[Data records]
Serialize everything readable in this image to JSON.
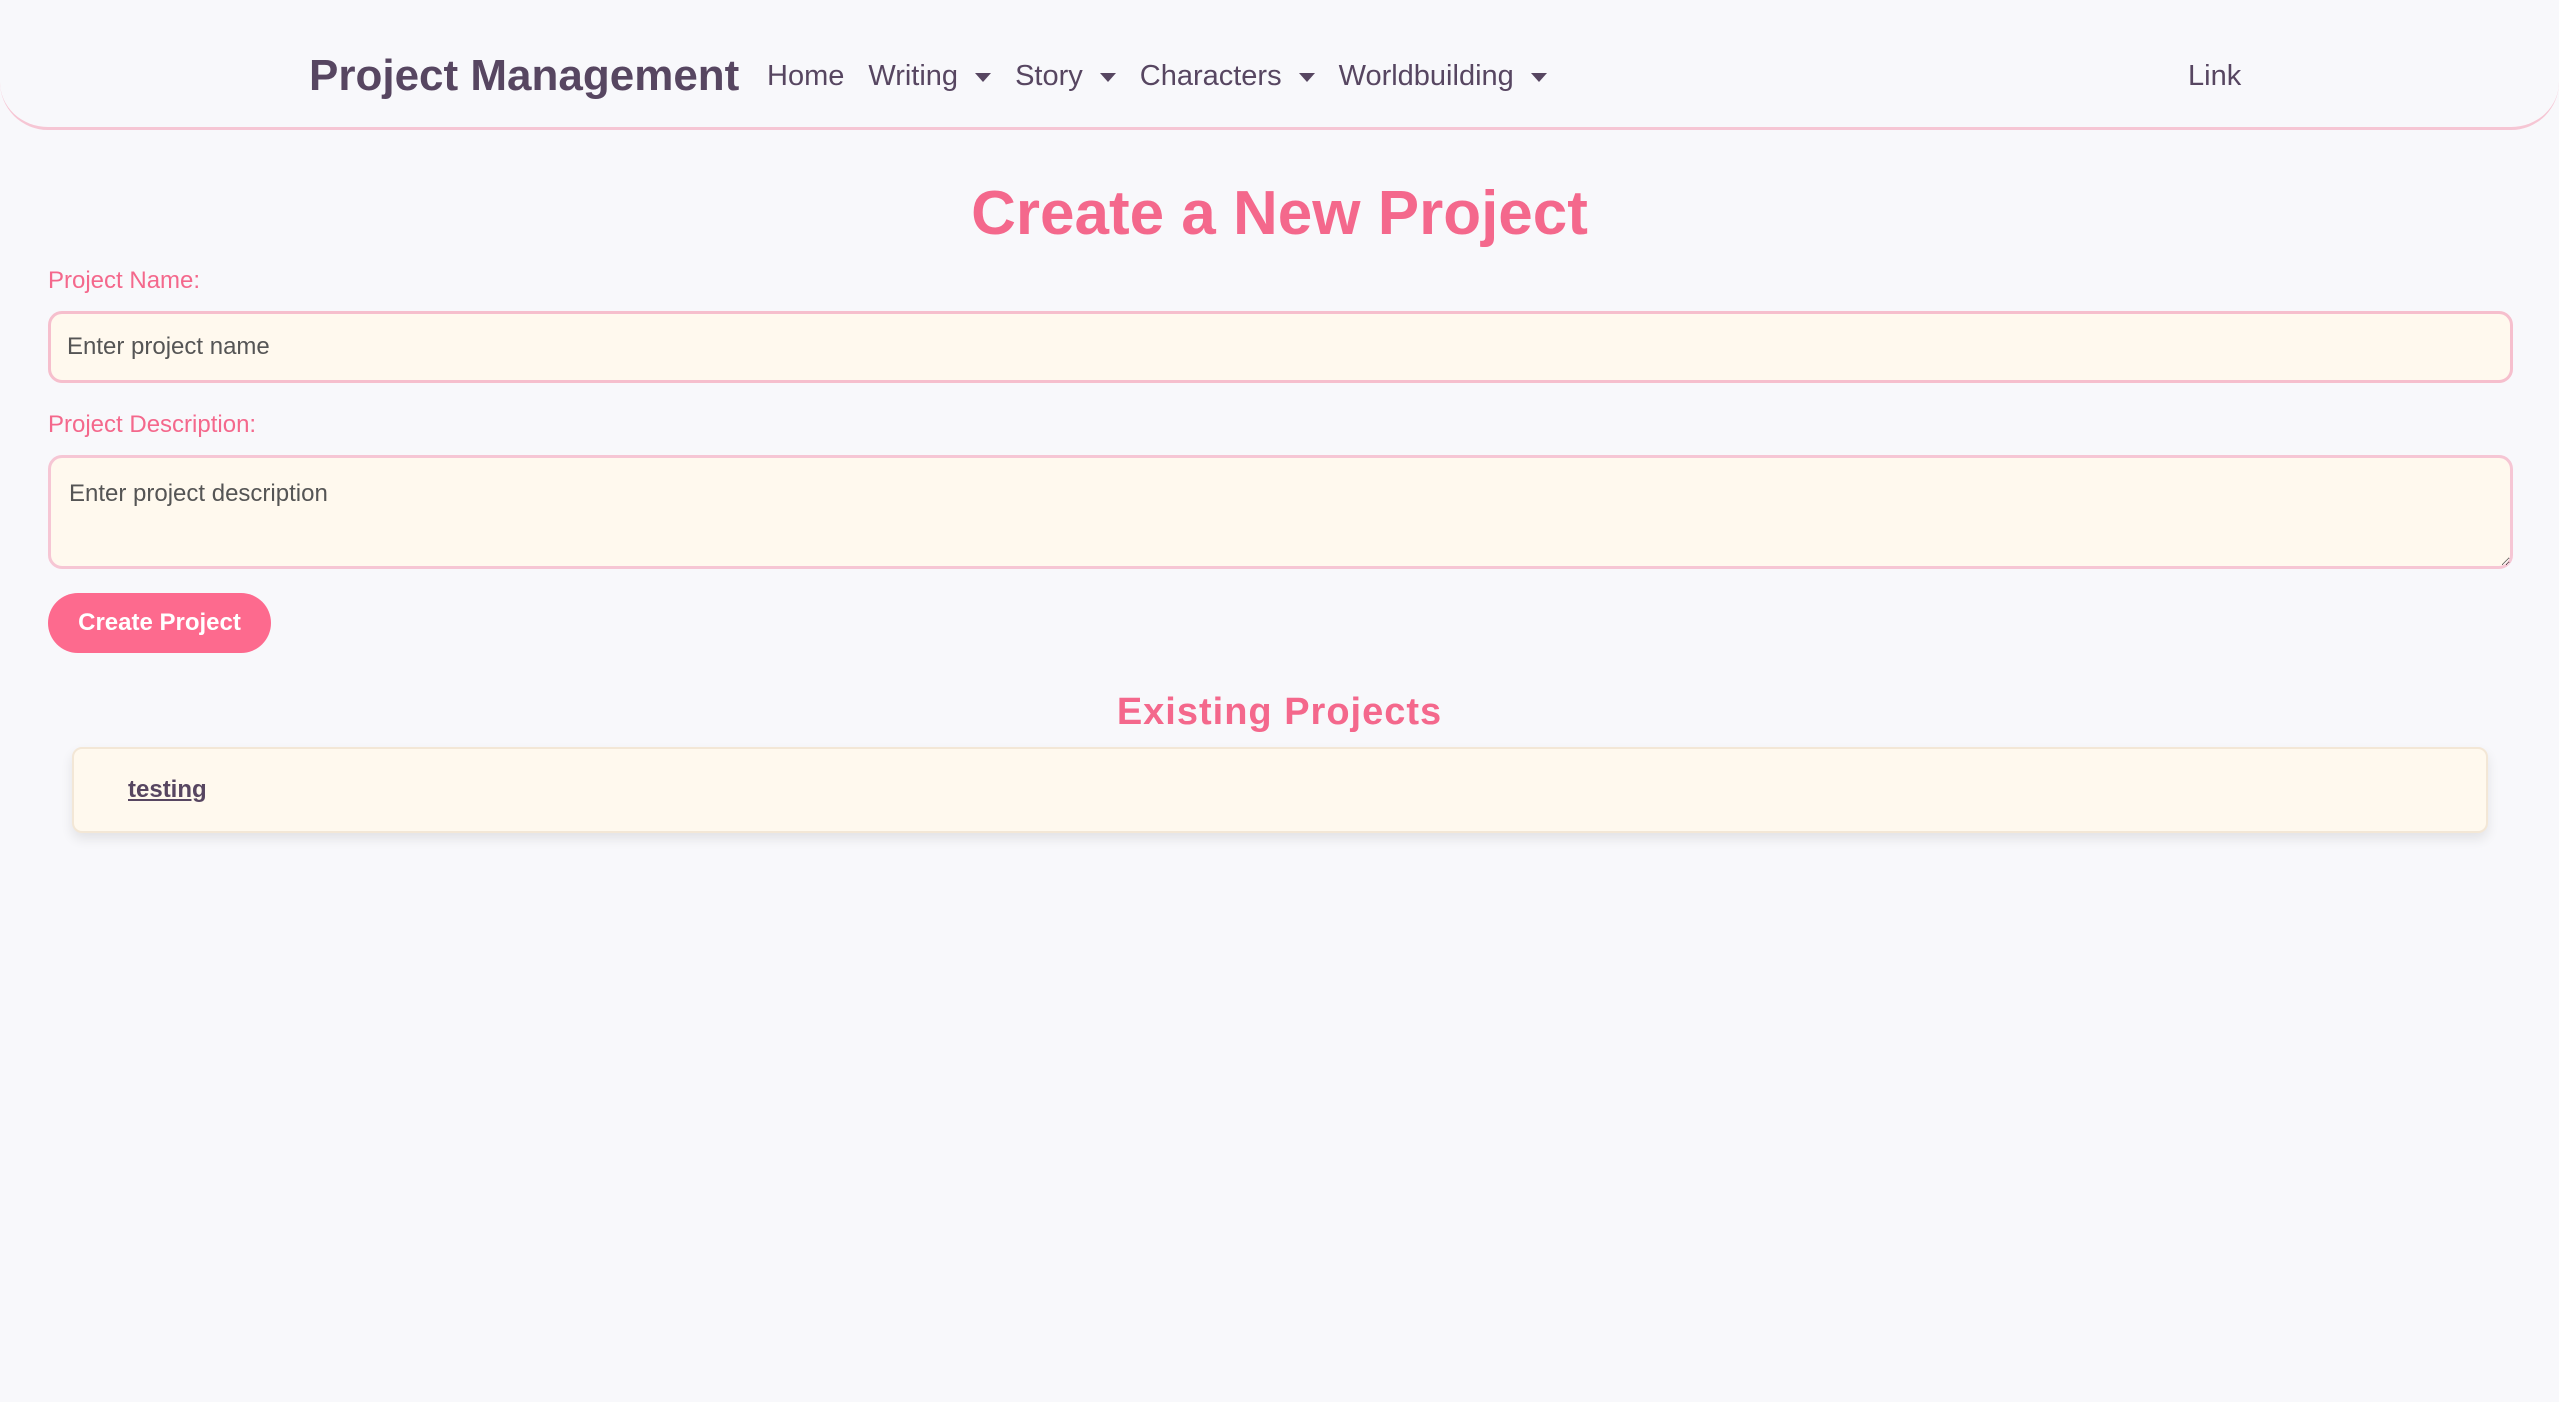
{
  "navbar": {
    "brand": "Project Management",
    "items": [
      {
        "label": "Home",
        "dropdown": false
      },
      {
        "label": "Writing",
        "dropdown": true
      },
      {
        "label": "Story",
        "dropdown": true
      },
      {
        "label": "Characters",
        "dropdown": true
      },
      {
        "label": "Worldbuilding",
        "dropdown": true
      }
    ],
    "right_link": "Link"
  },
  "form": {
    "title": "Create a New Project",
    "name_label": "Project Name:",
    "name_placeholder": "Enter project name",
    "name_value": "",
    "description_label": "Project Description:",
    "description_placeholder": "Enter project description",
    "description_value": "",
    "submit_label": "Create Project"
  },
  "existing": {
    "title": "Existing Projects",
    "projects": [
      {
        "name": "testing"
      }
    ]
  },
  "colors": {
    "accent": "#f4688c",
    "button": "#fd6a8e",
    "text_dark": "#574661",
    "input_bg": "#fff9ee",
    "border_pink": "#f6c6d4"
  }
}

---

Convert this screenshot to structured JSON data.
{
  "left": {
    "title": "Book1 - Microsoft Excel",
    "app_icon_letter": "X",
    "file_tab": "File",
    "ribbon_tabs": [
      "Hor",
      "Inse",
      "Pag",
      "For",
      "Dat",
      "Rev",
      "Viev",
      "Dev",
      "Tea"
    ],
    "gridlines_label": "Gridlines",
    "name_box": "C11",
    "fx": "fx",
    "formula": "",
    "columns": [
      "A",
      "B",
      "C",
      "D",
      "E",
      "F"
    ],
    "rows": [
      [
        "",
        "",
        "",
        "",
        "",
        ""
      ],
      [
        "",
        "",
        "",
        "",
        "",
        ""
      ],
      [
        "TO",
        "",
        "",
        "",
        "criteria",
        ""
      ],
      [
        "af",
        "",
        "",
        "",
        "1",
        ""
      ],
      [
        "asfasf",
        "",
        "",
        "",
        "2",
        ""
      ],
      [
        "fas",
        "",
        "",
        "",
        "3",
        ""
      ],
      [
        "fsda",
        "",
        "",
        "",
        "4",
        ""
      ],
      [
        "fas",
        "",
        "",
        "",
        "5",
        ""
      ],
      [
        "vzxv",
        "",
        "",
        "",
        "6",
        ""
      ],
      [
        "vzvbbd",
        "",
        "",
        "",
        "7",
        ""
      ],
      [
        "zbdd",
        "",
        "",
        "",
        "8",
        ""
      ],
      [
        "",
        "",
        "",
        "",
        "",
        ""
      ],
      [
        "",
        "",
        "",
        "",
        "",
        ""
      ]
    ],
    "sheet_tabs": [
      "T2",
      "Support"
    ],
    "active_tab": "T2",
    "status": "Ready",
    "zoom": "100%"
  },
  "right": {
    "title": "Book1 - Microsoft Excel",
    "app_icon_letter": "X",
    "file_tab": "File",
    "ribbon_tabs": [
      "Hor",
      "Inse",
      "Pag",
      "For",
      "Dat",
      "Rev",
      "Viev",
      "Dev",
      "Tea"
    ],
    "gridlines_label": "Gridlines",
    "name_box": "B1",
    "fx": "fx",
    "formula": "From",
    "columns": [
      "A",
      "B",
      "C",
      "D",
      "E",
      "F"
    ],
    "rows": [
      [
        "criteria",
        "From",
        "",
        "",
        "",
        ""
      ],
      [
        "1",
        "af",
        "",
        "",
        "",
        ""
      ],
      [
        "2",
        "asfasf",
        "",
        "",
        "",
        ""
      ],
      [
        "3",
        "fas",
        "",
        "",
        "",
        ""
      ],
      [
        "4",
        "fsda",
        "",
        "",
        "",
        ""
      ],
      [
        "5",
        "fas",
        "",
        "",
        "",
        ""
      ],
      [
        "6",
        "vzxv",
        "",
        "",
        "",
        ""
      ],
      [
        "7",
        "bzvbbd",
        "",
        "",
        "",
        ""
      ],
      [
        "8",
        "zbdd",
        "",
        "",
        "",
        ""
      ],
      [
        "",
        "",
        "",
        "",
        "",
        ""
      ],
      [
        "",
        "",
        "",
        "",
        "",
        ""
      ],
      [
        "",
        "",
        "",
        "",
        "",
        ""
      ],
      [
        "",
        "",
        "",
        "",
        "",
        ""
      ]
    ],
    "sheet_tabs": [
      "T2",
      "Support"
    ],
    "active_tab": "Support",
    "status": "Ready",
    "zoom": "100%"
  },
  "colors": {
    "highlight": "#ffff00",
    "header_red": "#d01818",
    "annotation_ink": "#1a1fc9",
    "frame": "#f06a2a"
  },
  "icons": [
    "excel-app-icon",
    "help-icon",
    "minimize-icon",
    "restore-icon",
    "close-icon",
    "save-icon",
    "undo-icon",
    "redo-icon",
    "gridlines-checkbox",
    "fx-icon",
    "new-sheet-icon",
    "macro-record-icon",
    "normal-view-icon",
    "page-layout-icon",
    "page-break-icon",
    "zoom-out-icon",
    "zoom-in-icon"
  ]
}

#### What is being asked
Check each line of the entries above for the word "zoom". List the ones that have it.

#### Complete response
    "zoom": "100%"
    "zoom": "100%"
    "zoom-out-icon",
    "zoom-in-icon"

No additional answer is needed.